**Problem**:
A verbatim copy of every entry is required. Produce it now.

**Data to use**:

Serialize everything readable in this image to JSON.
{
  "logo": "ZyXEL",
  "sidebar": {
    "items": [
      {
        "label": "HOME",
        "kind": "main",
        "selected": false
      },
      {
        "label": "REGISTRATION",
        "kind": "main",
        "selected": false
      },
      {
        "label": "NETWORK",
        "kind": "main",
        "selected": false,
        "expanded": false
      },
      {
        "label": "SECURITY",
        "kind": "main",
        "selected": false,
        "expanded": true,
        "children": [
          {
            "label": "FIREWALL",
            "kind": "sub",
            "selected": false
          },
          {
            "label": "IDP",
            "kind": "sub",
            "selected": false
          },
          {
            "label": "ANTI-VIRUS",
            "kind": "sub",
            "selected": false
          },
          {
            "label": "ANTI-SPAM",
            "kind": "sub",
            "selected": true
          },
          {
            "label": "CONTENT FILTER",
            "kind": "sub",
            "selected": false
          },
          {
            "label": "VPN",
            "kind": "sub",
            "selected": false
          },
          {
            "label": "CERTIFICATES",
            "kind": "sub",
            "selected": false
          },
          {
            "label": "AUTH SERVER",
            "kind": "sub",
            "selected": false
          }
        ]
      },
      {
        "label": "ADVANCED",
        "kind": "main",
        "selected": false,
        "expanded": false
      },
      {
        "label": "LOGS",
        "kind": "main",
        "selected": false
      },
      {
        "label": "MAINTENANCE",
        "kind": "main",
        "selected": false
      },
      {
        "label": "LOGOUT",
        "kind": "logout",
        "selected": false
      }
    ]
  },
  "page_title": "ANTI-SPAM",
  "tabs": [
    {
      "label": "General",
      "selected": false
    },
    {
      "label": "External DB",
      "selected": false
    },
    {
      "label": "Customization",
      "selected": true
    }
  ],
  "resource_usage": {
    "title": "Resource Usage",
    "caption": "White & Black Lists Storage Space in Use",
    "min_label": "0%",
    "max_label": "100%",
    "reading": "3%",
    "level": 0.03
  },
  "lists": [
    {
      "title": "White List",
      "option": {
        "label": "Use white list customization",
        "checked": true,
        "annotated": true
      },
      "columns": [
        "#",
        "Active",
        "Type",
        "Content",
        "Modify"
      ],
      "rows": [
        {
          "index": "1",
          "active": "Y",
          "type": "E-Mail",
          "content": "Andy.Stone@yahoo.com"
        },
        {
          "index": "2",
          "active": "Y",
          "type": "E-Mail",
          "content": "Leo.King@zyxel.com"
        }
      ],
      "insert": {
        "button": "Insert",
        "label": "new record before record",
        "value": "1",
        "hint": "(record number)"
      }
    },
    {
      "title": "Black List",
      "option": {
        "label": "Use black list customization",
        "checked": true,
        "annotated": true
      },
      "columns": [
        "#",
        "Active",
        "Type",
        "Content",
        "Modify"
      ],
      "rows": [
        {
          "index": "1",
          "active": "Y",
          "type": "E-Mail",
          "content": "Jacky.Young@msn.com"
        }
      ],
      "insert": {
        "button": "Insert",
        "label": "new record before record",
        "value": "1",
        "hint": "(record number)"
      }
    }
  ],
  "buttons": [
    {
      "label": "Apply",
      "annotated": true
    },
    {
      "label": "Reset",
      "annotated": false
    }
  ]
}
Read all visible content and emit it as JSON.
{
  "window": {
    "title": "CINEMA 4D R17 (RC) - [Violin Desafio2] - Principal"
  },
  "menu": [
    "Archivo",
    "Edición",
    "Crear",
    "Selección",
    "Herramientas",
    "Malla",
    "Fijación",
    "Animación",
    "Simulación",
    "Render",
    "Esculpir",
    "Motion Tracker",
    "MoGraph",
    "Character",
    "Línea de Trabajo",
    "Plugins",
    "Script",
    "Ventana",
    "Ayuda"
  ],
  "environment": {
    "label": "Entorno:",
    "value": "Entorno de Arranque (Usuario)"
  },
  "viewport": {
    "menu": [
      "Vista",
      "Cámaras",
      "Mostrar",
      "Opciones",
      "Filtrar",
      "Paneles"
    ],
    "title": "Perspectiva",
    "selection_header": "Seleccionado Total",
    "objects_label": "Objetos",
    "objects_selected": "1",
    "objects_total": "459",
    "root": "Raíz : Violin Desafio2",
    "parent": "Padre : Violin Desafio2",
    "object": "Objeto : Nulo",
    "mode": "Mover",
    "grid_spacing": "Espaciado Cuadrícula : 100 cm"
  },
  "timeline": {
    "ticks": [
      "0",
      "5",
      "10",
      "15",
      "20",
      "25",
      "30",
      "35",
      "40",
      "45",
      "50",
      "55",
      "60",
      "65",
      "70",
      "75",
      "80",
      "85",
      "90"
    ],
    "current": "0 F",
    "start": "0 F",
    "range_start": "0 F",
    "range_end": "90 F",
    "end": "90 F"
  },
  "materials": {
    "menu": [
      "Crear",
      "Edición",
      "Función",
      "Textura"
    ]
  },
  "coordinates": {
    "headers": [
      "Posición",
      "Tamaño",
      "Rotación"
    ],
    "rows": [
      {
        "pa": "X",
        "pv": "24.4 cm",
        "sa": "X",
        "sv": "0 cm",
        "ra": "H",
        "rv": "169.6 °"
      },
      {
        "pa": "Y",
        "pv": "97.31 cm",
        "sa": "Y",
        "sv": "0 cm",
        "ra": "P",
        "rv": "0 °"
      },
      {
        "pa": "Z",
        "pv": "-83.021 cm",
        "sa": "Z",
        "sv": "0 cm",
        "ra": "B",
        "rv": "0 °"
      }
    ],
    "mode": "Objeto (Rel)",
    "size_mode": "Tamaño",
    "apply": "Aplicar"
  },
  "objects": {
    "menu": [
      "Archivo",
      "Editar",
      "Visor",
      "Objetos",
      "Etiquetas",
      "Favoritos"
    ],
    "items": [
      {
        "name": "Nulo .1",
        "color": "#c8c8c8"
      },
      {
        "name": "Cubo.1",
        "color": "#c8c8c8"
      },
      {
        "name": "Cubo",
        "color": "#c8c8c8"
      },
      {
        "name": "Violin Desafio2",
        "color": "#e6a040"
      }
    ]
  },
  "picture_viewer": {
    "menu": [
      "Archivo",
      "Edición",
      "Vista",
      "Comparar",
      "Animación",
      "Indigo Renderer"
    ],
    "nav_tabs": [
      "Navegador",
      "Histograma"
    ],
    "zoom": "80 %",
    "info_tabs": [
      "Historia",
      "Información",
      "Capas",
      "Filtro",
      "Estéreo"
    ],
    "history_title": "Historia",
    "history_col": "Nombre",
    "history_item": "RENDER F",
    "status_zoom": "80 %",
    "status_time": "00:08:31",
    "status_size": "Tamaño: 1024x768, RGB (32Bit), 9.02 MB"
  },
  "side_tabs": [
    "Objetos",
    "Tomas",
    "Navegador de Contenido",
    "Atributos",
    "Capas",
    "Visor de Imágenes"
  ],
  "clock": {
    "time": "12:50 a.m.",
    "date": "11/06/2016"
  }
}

**Answer below**:
Serialize everything readable in this image to JSON.
{
  "logo": "ZyXEL",
  "sidebar": {
    "items": [
      {
        "label": "HOME",
        "kind": "main",
        "selected": false
      },
      {
        "label": "REGISTRATION",
        "kind": "main",
        "selected": false
      },
      {
        "label": "NETWORK",
        "kind": "main",
        "selected": false,
        "expanded": false
      },
      {
        "label": "SECURITY",
        "kind": "main",
        "selected": false,
        "expanded": true,
        "children": [
          {
            "label": "FIREWALL",
            "kind": "sub",
            "selected": false
          },
          {
            "label": "IDP",
            "kind": "sub",
            "selected": false
          },
          {
            "label": "ANTI-VIRUS",
            "kind": "sub",
            "selected": false
          },
          {
            "label": "ANTI-SPAM",
            "kind": "sub",
            "selected": true
          },
          {
            "label": "CONTENT FILTER",
            "kind": "sub",
            "selected": false
          },
          {
            "label": "VPN",
            "kind": "sub",
            "selected": false
          },
          {
            "label": "CERTIFICATES",
            "kind": "sub",
            "selected": false
          },
          {
            "label": "AUTH SERVER",
            "kind": "sub",
            "selected": false
          }
        ]
      },
      {
        "label": "ADVANCED",
        "kind": "main",
        "selected": false,
        "expanded": false
      },
      {
        "label": "LOGS",
        "kind": "main",
        "selected": false
      },
      {
        "label": "MAINTENANCE",
        "kind": "main",
        "selected": false
      },
      {
        "label": "LOGOUT",
        "kind": "logout",
        "selected": false
      }
    ]
  },
  "page_title": "ANTI-SPAM",
  "tabs": [
    {
      "label": "General",
      "selected": false
    },
    {
      "label": "External DB",
      "selected": false
    },
    {
      "label": "Customization",
      "selected": true
    }
  ],
  "resource_usage": {
    "title": "Resource Usage",
    "caption": "White & Black Lists Storage Space in Use",
    "min_label": "0%",
    "max_label": "100%",
    "reading": "3%",
    "level": 0.03
  },
  "lists": [
    {
      "title": "White List",
      "option": {
        "label": "Use white list customization",
        "checked": true,
        "annotated": true
      },
      "columns": [
        "#",
        "Active",
        "Type",
        "Content",
        "Modify"
      ],
      "rows": [
        {
          "index": "1",
          "active": "Y",
          "type": "E-Mail",
          "content": "Andy.Stone@yahoo.com"
        },
        {
          "index": "2",
          "active": "Y",
          "type": "E-Mail",
          "content": "Leo.King@zyxel.com"
        }
      ],
      "insert": {
        "button": "Insert",
        "label": "new record before record",
        "value": "1",
        "hint": "(record number)"
      }
    },
    {
      "title": "Black List",
      "option": {
        "label": "Use black list customization",
        "checked": true,
        "annotated": true
      },
      "columns": [
        "#",
        "Active",
        "Type",
        "Content",
        "Modify"
      ],
      "rows": [
        {
          "index": "1",
          "active": "Y",
          "type": "E-Mail",
          "content": "Jacky.Young@msn.com"
        }
      ],
      "insert": {
        "button": "Insert",
        "label": "new record before record",
        "value": "1",
        "hint": "(record number)"
      }
    }
  ],
  "buttons": [
    {
      "label": "Apply",
      "annotated": true
    },
    {
      "label": "Reset",
      "annotated": false
    }
  ]
}
Read all visible content and emit it as JSON.
{
  "window": {
    "title": "CINEMA 4D R17 (RC) - [Violin Desafio2] - Principal"
  },
  "menu": [
    "Archivo",
    "Edición",
    "Crear",
    "Selección",
    "Herramientas",
    "Malla",
    "Fijación",
    "Animación",
    "Simulación",
    "Render",
    "Esculpir",
    "Motion Tracker",
    "MoGraph",
    "Character",
    "Línea de Trabajo",
    "Plugins",
    "Script",
    "Ventana",
    "Ayuda"
  ],
  "environment": {
    "label": "Entorno:",
    "value": "Entorno de Arranque (Usuario)"
  },
  "viewport": {
    "menu": [
      "Vista",
      "Cámaras",
      "Mostrar",
      "Opciones",
      "Filtrar",
      "Paneles"
    ],
    "title": "Perspectiva",
    "selection_header": "Seleccionado Total",
    "objects_label": "Objetos",
    "objects_selected": "1",
    "objects_total": "459",
    "root": "Raíz : Violin Desafio2",
    "parent": "Padre : Violin Desafio2",
    "object": "Objeto : Nulo",
    "mode": "Mover",
    "grid_spacing": "Espaciado Cuadrícula : 100 cm"
  },
  "timeline": {
    "ticks": [
      "0",
      "5",
      "10",
      "15",
      "20",
      "25",
      "30",
      "35",
      "40",
      "45",
      "50",
      "55",
      "60",
      "65",
      "70",
      "75",
      "80",
      "85",
      "90"
    ],
    "current": "0 F",
    "start": "0 F",
    "range_start": "0 F",
    "range_end": "90 F",
    "end": "90 F"
  },
  "materials": {
    "menu": [
      "Crear",
      "Edición",
      "Función",
      "Textura"
    ]
  },
  "coordinates": {
    "headers": [
      "Posición",
      "Tamaño",
      "Rotación"
    ],
    "rows": [
      {
        "pa": "X",
        "pv": "24.4 cm",
        "sa": "X",
        "sv": "0 cm",
        "ra": "H",
        "rv": "169.6 °"
      },
      {
        "pa": "Y",
        "pv": "97.31 cm",
        "sa": "Y",
        "sv": "0 cm",
        "ra": "P",
        "rv": "0 °"
      },
      {
        "pa": "Z",
        "pv": "-83.021 cm",
        "sa": "Z",
        "sv": "0 cm",
        "ra": "B",
        "rv": "0 °"
      }
    ],
    "mode": "Objeto (Rel)",
    "size_mode": "Tamaño",
    "apply": "Aplicar"
  },
  "objects": {
    "menu": [
      "Archivo",
      "Editar",
      "Visor",
      "Objetos",
      "Etiquetas",
      "Favoritos"
    ],
    "items": [
      {
        "name": "Nulo .1",
        "color": "#c8c8c8"
      },
      {
        "name": "Cubo.1",
        "color": "#c8c8c8"
      },
      {
        "name": "Cubo",
        "color": "#c8c8c8"
      },
      {
        "name": "Violin Desafio2",
        "color": "#e6a040"
      }
    ]
  },
  "picture_viewer": {
    "menu": [
      "Archivo",
      "Edición",
      "Vista",
      "Comparar",
      "Animación",
      "Indigo Renderer"
    ],
    "nav_tabs": [
      "Navegador",
      "Histograma"
    ],
    "zoom": "80 %",
    "info_tabs": [
      "Historia",
      "Información",
      "Capas",
      "Filtro",
      "Estéreo"
    ],
    "history_title": "Historia",
    "history_col": "Nombre",
    "history_item": "RENDER F",
    "status_zoom": "80 %",
    "status_time": "00:08:31",
    "status_size": "Tamaño: 1024x768, RGB (32Bit), 9.02 MB"
  },
  "side_tabs": [
    "Objetos",
    "Tomas",
    "Navegador de Contenido",
    "Atributos",
    "Capas",
    "Visor de Imágenes"
  ],
  "clock": {
    "time": "12:50 a.m.",
    "date": "11/06/2016"
  }
}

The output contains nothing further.